-- start Records provided --
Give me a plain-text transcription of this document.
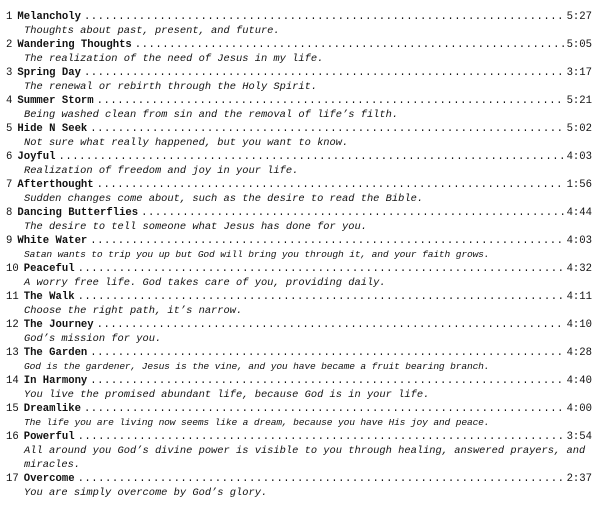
1 Melancholy .....	5:27

Thoughts about past, present, and future.

2 Wandering Thoughts .....	5:05

The realization of the need of Jesus in my life.

3 Spring Day .....	3:17

The renewal or rebirth through the Holy Spirit.

4 Summer Storm .....	5:21

Being washed clean from sin and the removal of life’s filth.

5 Hide N Seek .....	5:02

Not sure what really happened, but you want to know.

6 Joyful .....	4:03

Realization of freedom and joy in your life.

7 Afterthought .....	1:56

Sudden changes come about, such as the desire to read the Bible.

8 Dancing Butterflies .....	4:44

The desire to tell someone what Jesus has done for you.

9 White Water .....	4:03

Satan wants to trip you up but God will bring you through it, and your faith grows.

10 Peaceful .....	4:32

A worry free life. God takes care of you, providing daily.

11 The Walk .....	4:11

Choose the right path, it’s narrow.

12 The Journey .....	4:10

God’s mission for you.

13 The Garden .....	4:28

God is the gardener, Jesus is the vine, and you have became a fruit bearing branch.

14 In Harmony .....	4:40

You live the promised abundant life, because God is in your life.

15 Dreamlike .....	4:00

The life you are living now seems like a dream, because you have His joy and peace.

16 Powerful .....	3:54

All around you God’s divine power is visible to you through healing, answered prayers, and miracles.

17 Overcome .....	2:37

You are simply overcome by God’s glory.
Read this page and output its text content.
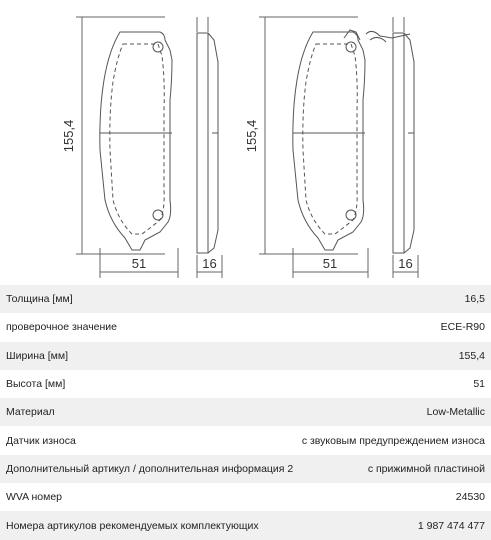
155,4
51	16
155,4
51	16
Толщина [мм]	16,5
проверочное значение	ECE-R90
Ширина [мм]	155,4
Высота [мм]	51
Материал	Low-Metallic
Датчик износа	с звуковым предупреждением износа
Дополнительный артикул / дополнительная информация 2	с прижимной пластиной
WVA номер	24530
Номера артикулов рекомендуемых комплектующих	1 987 474 477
-- end Records provided --
Your objective: State how many lines of the listing include "because", and nothing more.

Complete response: 2